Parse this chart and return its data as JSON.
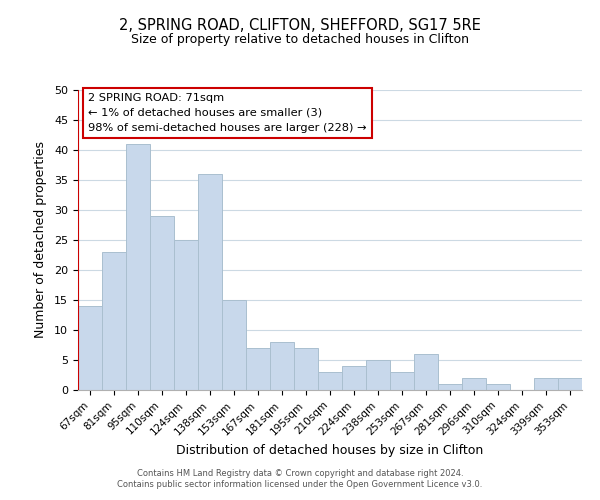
{
  "title_line1": "2, SPRING ROAD, CLIFTON, SHEFFORD, SG17 5RE",
  "title_line2": "Size of property relative to detached houses in Clifton",
  "xlabel": "Distribution of detached houses by size in Clifton",
  "ylabel": "Number of detached properties",
  "categories": [
    "67sqm",
    "81sqm",
    "95sqm",
    "110sqm",
    "124sqm",
    "138sqm",
    "153sqm",
    "167sqm",
    "181sqm",
    "195sqm",
    "210sqm",
    "224sqm",
    "238sqm",
    "253sqm",
    "267sqm",
    "281sqm",
    "296sqm",
    "310sqm",
    "324sqm",
    "339sqm",
    "353sqm"
  ],
  "values": [
    14,
    23,
    41,
    29,
    25,
    36,
    15,
    7,
    8,
    7,
    3,
    4,
    5,
    3,
    6,
    1,
    2,
    1,
    0,
    2,
    2
  ],
  "bar_color": "#c8d8eb",
  "bar_edge_color": "#aabfcf",
  "highlight_line_color": "#cc0000",
  "ylim": [
    0,
    50
  ],
  "yticks": [
    0,
    5,
    10,
    15,
    20,
    25,
    30,
    35,
    40,
    45,
    50
  ],
  "annotation_title": "2 SPRING ROAD: 71sqm",
  "annotation_line1": "← 1% of detached houses are smaller (3)",
  "annotation_line2": "98% of semi-detached houses are larger (228) →",
  "annotation_box_color": "#ffffff",
  "annotation_box_edge": "#cc0000",
  "footer_line1": "Contains HM Land Registry data © Crown copyright and database right 2024.",
  "footer_line2": "Contains public sector information licensed under the Open Government Licence v3.0.",
  "background_color": "#ffffff",
  "grid_color": "#ccd9e3"
}
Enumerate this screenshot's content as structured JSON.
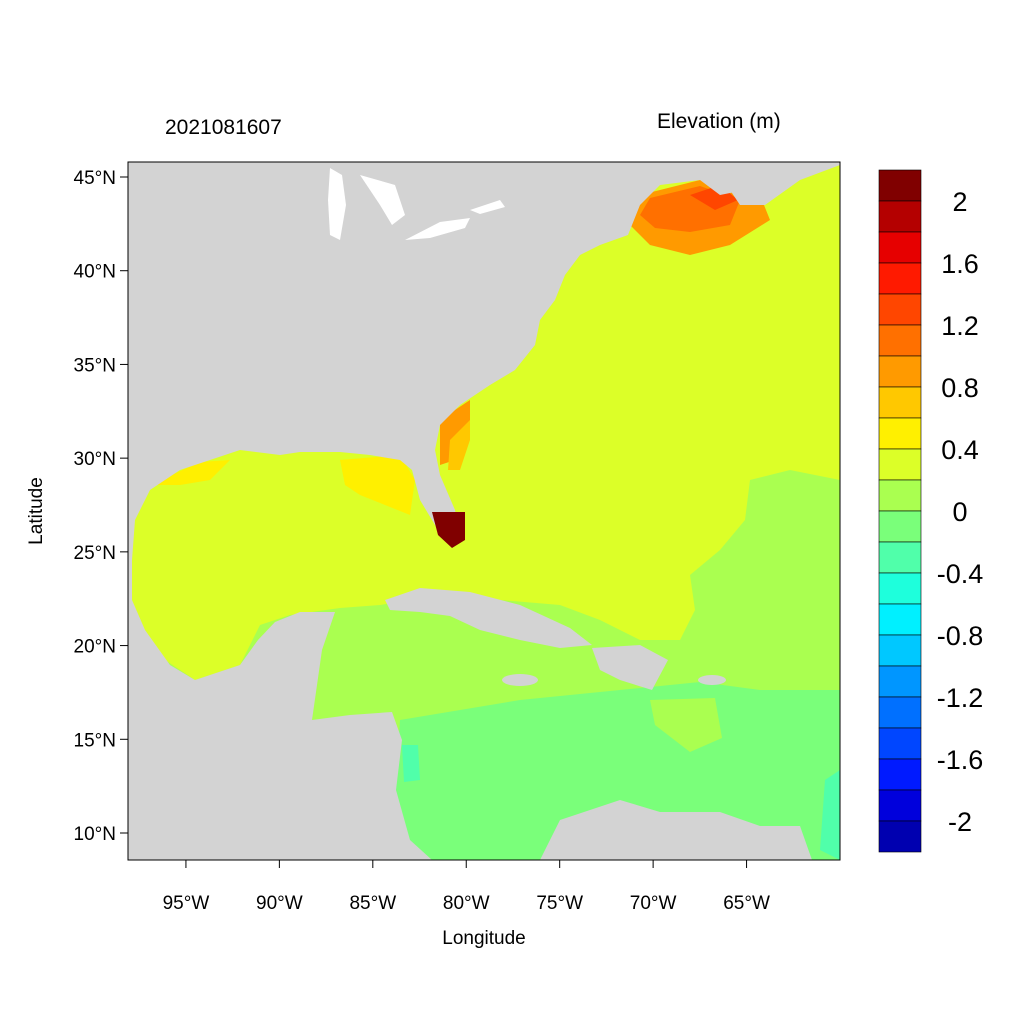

* [What the task asks] Omit all pictures while transcribing the entries verbatim.

* [Complete answer]
Parse this chart and return its data as JSON.
{
  "title_line1": "2, SPRING ROAD, CLIFTON, SHEFFORD, SG17 5RE",
  "title_line2": "Size of property relative to detached houses in Clifton",
  "xlabel": "Distribution of detached houses by size in Clifton",
  "ylabel": "Number of detached properties",
  "categories": [
    "67sqm",
    "81sqm",
    "95sqm",
    "110sqm",
    "124sqm",
    "138sqm",
    "153sqm",
    "167sqm",
    "181sqm",
    "195sqm",
    "210sqm",
    "224sqm",
    "238sqm",
    "253sqm",
    "267sqm",
    "281sqm",
    "296sqm",
    "310sqm",
    "324sqm",
    "339sqm",
    "353sqm"
  ],
  "values": [
    14,
    23,
    41,
    29,
    25,
    36,
    15,
    7,
    8,
    7,
    3,
    4,
    5,
    3,
    6,
    1,
    2,
    1,
    0,
    2,
    2
  ],
  "bar_color": "#c8d8eb",
  "bar_edge_color": "#aabfcf",
  "highlight_line_color": "#cc0000",
  "ylim": [
    0,
    50
  ],
  "yticks": [
    0,
    5,
    10,
    15,
    20,
    25,
    30,
    35,
    40,
    45,
    50
  ],
  "annotation_title": "2 SPRING ROAD: 71sqm",
  "annotation_line1": "← 1% of detached houses are smaller (3)",
  "annotation_line2": "98% of semi-detached houses are larger (228) →",
  "annotation_box_color": "#ffffff",
  "annotation_box_edge": "#cc0000",
  "footer_line1": "Contains HM Land Registry data © Crown copyright and database right 2024.",
  "footer_line2": "Contains public sector information licensed under the Open Government Licence v3.0.",
  "background_color": "#ffffff",
  "grid_color": "#ccd9e3"
}
Enumerate this screenshot's content as structured JSON.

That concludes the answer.